__Written problem__.
Convert each line of the listing below into an item of a numbered list, omitting any blank lines.

__Supplied material__.
▶

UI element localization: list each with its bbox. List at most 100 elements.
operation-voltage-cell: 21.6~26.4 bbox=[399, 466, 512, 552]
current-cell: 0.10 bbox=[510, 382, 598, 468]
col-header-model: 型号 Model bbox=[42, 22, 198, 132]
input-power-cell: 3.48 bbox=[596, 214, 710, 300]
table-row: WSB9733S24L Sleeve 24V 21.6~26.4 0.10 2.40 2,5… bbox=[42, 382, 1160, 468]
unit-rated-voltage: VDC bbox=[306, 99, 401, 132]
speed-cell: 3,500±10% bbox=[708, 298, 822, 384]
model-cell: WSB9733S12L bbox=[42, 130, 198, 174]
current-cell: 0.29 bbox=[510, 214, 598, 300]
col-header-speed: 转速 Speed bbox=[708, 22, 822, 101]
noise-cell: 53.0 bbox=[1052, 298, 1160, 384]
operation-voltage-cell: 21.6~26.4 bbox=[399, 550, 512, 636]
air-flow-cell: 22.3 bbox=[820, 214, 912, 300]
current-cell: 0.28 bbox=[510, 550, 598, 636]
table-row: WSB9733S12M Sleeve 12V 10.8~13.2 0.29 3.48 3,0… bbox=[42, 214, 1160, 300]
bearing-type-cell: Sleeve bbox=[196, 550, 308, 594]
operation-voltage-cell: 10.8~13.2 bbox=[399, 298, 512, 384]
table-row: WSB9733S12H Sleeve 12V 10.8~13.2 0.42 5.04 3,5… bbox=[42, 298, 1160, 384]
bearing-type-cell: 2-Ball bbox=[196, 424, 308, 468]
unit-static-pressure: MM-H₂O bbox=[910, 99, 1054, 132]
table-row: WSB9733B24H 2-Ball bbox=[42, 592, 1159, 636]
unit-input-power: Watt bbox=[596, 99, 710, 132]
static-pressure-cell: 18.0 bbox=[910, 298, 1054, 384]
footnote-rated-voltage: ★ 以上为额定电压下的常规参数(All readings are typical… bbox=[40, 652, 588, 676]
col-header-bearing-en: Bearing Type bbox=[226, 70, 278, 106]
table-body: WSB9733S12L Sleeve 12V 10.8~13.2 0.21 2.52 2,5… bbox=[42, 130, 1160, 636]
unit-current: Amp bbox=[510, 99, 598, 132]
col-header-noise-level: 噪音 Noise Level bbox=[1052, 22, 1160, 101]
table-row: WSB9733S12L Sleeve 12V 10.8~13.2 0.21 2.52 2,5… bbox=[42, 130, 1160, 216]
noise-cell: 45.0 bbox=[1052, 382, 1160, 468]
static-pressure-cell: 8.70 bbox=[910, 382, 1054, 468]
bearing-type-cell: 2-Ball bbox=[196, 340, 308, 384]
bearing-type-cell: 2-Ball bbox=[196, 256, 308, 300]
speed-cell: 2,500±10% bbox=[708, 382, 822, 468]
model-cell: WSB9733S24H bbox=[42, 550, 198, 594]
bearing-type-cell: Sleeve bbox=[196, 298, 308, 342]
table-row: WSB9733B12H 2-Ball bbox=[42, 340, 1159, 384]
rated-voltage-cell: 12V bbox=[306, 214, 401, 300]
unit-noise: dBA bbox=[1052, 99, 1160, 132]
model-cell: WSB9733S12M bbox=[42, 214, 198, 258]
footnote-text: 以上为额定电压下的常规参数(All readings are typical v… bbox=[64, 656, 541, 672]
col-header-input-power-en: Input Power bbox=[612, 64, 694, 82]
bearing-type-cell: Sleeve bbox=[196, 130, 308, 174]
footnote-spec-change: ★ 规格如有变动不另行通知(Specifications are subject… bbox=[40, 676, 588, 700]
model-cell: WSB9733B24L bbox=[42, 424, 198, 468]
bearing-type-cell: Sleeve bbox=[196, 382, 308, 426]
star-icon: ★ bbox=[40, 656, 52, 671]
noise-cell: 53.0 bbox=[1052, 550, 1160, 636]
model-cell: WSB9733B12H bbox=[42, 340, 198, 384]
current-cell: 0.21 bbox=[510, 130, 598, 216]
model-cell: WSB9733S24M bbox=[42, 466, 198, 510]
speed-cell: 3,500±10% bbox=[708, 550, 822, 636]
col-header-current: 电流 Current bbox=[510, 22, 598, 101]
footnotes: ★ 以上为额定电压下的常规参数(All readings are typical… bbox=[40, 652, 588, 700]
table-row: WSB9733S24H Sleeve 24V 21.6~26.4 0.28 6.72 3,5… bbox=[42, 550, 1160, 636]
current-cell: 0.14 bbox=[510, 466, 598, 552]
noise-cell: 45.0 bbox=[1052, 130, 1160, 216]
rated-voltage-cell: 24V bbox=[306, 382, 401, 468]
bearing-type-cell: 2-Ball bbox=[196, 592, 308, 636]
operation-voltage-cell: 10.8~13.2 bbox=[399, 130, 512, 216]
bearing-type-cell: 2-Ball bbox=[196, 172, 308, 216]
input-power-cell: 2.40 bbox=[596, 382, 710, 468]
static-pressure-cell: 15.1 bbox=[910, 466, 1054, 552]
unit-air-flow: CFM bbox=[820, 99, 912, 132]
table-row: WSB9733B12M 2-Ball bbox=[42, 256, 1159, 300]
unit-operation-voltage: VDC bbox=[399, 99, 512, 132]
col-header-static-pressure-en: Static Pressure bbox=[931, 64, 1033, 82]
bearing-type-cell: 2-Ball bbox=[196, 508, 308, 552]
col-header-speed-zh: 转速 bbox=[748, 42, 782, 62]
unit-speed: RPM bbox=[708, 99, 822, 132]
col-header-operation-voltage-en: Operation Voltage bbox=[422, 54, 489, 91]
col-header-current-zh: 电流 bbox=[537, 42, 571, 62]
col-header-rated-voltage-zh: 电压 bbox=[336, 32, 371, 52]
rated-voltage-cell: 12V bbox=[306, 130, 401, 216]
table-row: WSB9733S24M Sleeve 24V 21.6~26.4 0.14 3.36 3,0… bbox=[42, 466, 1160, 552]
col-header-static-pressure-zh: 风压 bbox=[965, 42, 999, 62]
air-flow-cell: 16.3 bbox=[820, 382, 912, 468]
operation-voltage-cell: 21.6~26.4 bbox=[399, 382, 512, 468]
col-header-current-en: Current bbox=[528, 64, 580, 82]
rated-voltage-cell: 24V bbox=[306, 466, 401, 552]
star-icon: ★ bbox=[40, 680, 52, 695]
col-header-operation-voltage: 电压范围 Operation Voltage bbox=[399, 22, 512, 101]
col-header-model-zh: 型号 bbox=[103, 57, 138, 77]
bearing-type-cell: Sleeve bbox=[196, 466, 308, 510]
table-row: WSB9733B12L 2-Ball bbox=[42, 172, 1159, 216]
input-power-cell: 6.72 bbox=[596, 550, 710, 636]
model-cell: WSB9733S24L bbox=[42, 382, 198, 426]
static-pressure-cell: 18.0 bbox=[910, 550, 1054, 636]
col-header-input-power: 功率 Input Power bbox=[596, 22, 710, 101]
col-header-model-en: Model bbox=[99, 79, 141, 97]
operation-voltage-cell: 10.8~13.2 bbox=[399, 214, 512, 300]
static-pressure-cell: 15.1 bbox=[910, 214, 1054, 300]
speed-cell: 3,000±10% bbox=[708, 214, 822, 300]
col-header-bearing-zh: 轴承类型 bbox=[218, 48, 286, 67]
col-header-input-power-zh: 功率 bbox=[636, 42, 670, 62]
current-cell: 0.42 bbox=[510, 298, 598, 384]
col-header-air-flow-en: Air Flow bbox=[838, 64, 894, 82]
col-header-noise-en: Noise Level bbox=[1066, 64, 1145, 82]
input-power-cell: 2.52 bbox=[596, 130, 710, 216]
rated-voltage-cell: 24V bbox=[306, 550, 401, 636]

◀

__Problem solution__.
1. UI element localization: list each with its bbox. List at most 100 elements.
2. operation-voltage-cell: 21.6~26.4 bbox=[399, 466, 512, 552]
3. current-cell: 0.10 bbox=[510, 382, 598, 468]
4. col-header-model: 型号 Model bbox=[42, 22, 198, 132]
5. input-power-cell: 3.48 bbox=[596, 214, 710, 300]
6. table-row: WSB9733S24L Sleeve 24V 21.6~26.4 0.10 2.40 2,5… bbox=[42, 382, 1160, 468]
7. unit-rated-voltage: VDC bbox=[306, 99, 401, 132]
8. speed-cell: 3,500±10% bbox=[708, 298, 822, 384]
9. model-cell: WSB9733S12L bbox=[42, 130, 198, 174]
10. current-cell: 0.29 bbox=[510, 214, 598, 300]
11. col-header-speed: 转速 Speed bbox=[708, 22, 822, 101]
12. noise-cell: 53.0 bbox=[1052, 298, 1160, 384]
13. operation-voltage-cell: 21.6~26.4 bbox=[399, 550, 512, 636]
14. air-flow-cell: 22.3 bbox=[820, 214, 912, 300]
15. current-cell: 0.28 bbox=[510, 550, 598, 636]
16. table-row: WSB9733S12M Sleeve 12V 10.8~13.2 0.29 3.48 3,0… bbox=[42, 214, 1160, 300]
17. bearing-type-cell: Sleeve bbox=[196, 550, 308, 594]
18. operation-voltage-cell: 10.8~13.2 bbox=[399, 298, 512, 384]
19. table-row: WSB9733S12H Sleeve 12V 10.8~13.2 0.42 5.04 3,5… bbox=[42, 298, 1160, 384]
20. bearing-type-cell: 2-Ball bbox=[196, 424, 308, 468]
21. unit-static-pressure: MM-H₂O bbox=[910, 99, 1054, 132]
22. table-row: WSB9733B24H 2-Ball bbox=[42, 592, 1159, 636]
23. unit-input-power: Watt bbox=[596, 99, 710, 132]
24. static-pressure-cell: 18.0 bbox=[910, 298, 1054, 384]
25. footnote-rated-voltage: ★ 以上为额定电压下的常规参数(All readings are typical… bbox=[40, 652, 588, 676]
26. col-header-bearing-en: Bearing Type bbox=[226, 70, 278, 106]
27. table-body: WSB9733S12L Sleeve 12V 10.8~13.2 0.21 2.52 2,5… bbox=[42, 130, 1160, 636]
28. unit-current: Amp bbox=[510, 99, 598, 132]
29. col-header-noise-level: 噪音 Noise Level bbox=[1052, 22, 1160, 101]
30. table-row: WSB9733S12L Sleeve 12V 10.8~13.2 0.21 2.52 2,5… bbox=[42, 130, 1160, 216]
31. noise-cell: 45.0 bbox=[1052, 382, 1160, 468]
32. static-pressure-cell: 8.70 bbox=[910, 382, 1054, 468]
33. bearing-type-cell: 2-Ball bbox=[196, 340, 308, 384]
34. bearing-type-cell: 2-Ball bbox=[196, 256, 308, 300]
35. speed-cell: 2,500±10% bbox=[708, 382, 822, 468]
36. model-cell: WSB9733S24H bbox=[42, 550, 198, 594]
37. bearing-type-cell: Sleeve bbox=[196, 298, 308, 342]
38. table-row: WSB9733B12H 2-Ball bbox=[42, 340, 1159, 384]
39. rated-voltage-cell: 12V bbox=[306, 214, 401, 300]
40. unit-noise: dBA bbox=[1052, 99, 1160, 132]
41. model-cell: WSB9733S12M bbox=[42, 214, 198, 258]
42. footnote-text: 以上为额定电压下的常规参数(All readings are typical v… bbox=[64, 656, 541, 672]
43. col-header-input-power-en: Input Power bbox=[612, 64, 694, 82]
44. bearing-type-cell: Sleeve bbox=[196, 130, 308, 174]
45. footnote-spec-change: ★ 规格如有变动不另行通知(Specifications are subject… bbox=[40, 676, 588, 700]
46. model-cell: WSB9733B24L bbox=[42, 424, 198, 468]
47. bearing-type-cell: Sleeve bbox=[196, 382, 308, 426]
48. star-icon: ★ bbox=[40, 656, 52, 671]
49. noise-cell: 53.0 bbox=[1052, 550, 1160, 636]
50. model-cell: WSB9733B12H bbox=[42, 340, 198, 384]
51. current-cell: 0.21 bbox=[510, 130, 598, 216]
52. model-cell: WSB9733S24M bbox=[42, 466, 198, 510]
53. speed-cell: 3,500±10% bbox=[708, 550, 822, 636]
54. col-header-current: 电流 Current bbox=[510, 22, 598, 101]
55. footnotes: ★ 以上为额定电压下的常规参数(All readings are typical… bbox=[40, 652, 588, 700]
56. table-row: WSB9733S24H Sleeve 24V 21.6~26.4 0.28 6.72 3,5… bbox=[42, 550, 1160, 636]
57. current-cell: 0.14 bbox=[510, 466, 598, 552]
58. noise-cell: 45.0 bbox=[1052, 130, 1160, 216]
59. rated-voltage-cell: 24V bbox=[306, 382, 401, 468]
60. bearing-type-cell: 2-Ball bbox=[196, 592, 308, 636]
61. operation-voltage-cell: 10.8~13.2 bbox=[399, 130, 512, 216]
62. bearing-type-cell: 2-Ball bbox=[196, 172, 308, 216]
63. input-power-cell: 2.40 bbox=[596, 382, 710, 468]
64. static-pressure-cell: 15.1 bbox=[910, 466, 1054, 552]
65. unit-air-flow: CFM bbox=[820, 99, 912, 132]
66. table-row: WSB9733B12M 2-Ball bbox=[42, 256, 1159, 300]
67. unit-operation-voltage: VDC bbox=[399, 99, 512, 132]
68. col-header-static-pressure-en: Static Pressure bbox=[931, 64, 1033, 82]
69. bearing-type-cell: 2-Ball bbox=[196, 508, 308, 552]
70. col-header-speed-zh: 转速 bbox=[748, 42, 782, 62]
71. unit-speed: RPM bbox=[708, 99, 822, 132]
72. col-header-operation-voltage-en: Operation Voltage bbox=[422, 54, 489, 91]
73. col-header-current-zh: 电流 bbox=[537, 42, 571, 62]
74. col-header-rated-voltage-zh: 电压 bbox=[336, 32, 371, 52]
75. rated-voltage-cell: 12V bbox=[306, 130, 401, 216]
76. table-row: WSB9733S24M Sleeve 24V 21.6~26.4 0.14 3.36 3,0… bbox=[42, 466, 1160, 552]
77. col-header-static-pressure-zh: 风压 bbox=[965, 42, 999, 62]
78. air-flow-cell: 16.3 bbox=[820, 382, 912, 468]
79. operation-voltage-cell: 21.6~26.4 bbox=[399, 382, 512, 468]
80. col-header-current-en: Current bbox=[528, 64, 580, 82]
81. rated-voltage-cell: 24V bbox=[306, 466, 401, 552]
82. star-icon: ★ bbox=[40, 680, 52, 695]
83. col-header-operation-voltage: 电压范围 Operation Voltage bbox=[399, 22, 512, 101]
84. col-header-model-zh: 型号 bbox=[103, 57, 138, 77]
85. bearing-type-cell: Sleeve bbox=[196, 466, 308, 510]
86. table-row: WSB9733B12L 2-Ball bbox=[42, 172, 1159, 216]
87. input-power-cell: 6.72 bbox=[596, 550, 710, 636]
88. model-cell: WSB9733S24L bbox=[42, 382, 198, 426]
89. static-pressure-cell: 18.0 bbox=[910, 550, 1054, 636]
90. col-header-input-power: 功率 Input Power bbox=[596, 22, 710, 101]
91. col-header-model-en: Model bbox=[99, 79, 141, 97]
92. operation-voltage-cell: 10.8~13.2 bbox=[399, 214, 512, 300]
93. static-pressure-cell: 15.1 bbox=[910, 214, 1054, 300]
94. speed-cell: 3,000±10% bbox=[708, 214, 822, 300]
95. col-header-bearing-zh: 轴承类型 bbox=[218, 48, 286, 67]
96. col-header-input-power-zh: 功率 bbox=[636, 42, 670, 62]
97. current-cell: 0.42 bbox=[510, 298, 598, 384]
98. col-header-air-flow-en: Air Flow bbox=[838, 64, 894, 82]
99. col-header-noise-en: Noise Level bbox=[1066, 64, 1145, 82]
100. input-power-cell: 2.52 bbox=[596, 130, 710, 216]
101. rated-voltage-cell: 24V bbox=[306, 550, 401, 636]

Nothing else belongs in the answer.